[Data records]
════════

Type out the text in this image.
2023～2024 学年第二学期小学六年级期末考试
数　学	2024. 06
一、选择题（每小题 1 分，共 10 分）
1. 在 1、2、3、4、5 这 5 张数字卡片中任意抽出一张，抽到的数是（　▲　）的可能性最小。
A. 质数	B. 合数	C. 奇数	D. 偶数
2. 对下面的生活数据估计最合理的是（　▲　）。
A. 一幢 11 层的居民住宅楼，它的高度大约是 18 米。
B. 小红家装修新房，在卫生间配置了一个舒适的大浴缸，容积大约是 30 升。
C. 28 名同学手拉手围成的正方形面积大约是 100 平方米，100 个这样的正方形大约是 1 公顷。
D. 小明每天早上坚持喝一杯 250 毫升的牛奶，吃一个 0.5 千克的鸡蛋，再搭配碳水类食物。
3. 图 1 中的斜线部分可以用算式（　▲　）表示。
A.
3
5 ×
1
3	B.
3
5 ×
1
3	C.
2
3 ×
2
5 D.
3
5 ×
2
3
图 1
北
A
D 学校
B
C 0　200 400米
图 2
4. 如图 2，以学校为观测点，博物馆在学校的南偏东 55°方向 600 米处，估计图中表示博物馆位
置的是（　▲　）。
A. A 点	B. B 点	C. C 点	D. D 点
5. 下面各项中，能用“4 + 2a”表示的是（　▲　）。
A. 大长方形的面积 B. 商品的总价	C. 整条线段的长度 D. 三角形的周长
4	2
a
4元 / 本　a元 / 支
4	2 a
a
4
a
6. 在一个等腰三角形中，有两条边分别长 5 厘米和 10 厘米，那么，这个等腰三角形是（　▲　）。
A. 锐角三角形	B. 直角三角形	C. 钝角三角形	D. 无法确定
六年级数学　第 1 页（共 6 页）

════════

THE REQUEST
Return each line of the records above exactly as it reads.

ANSWER TO THE TASK
Type out the text in this image.
2023～2024 学年第二学期小学六年级期末考试
数　学	2024. 06
一、选择题（每小题 1 分，共 10 分）
1. 在 1、2、3、4、5 这 5 张数字卡片中任意抽出一张，抽到的数是（　▲　）的可能性最小。
A. 质数	B. 合数	C. 奇数	D. 偶数
2. 对下面的生活数据估计最合理的是（　▲　）。
A. 一幢 11 层的居民住宅楼，它的高度大约是 18 米。
B. 小红家装修新房，在卫生间配置了一个舒适的大浴缸，容积大约是 30 升。
C. 28 名同学手拉手围成的正方形面积大约是 100 平方米，100 个这样的正方形大约是 1 公顷。
D. 小明每天早上坚持喝一杯 250 毫升的牛奶，吃一个 0.5 千克的鸡蛋，再搭配碳水类食物。
3. 图 1 中的斜线部分可以用算式（　▲　）表示。
A.
3
5 ×
1
3	B.
3
5 ×
1
3	C.
2
3 ×
2
5 D.
3
5 ×
2
3
图 1
北
A
D 学校
B
C 0　200 400米
图 2
4. 如图 2，以学校为观测点，博物馆在学校的南偏东 55°方向 600 米处，估计图中表示博物馆位
置的是（　▲　）。
A. A 点	B. B 点	C. C 点	D. D 点
5. 下面各项中，能用“4 + 2a”表示的是（　▲　）。
A. 大长方形的面积 B. 商品的总价	C. 整条线段的长度 D. 三角形的周长
4	2
a
4元 / 本　a元 / 支
4	2 a
a
4
a
6. 在一个等腰三角形中，有两条边分别长 5 厘米和 10 厘米，那么，这个等腰三角形是（　▲　）。
A. 锐角三角形	B. 直角三角形	C. 钝角三角形	D. 无法确定
六年级数学　第 1 页（共 6 页）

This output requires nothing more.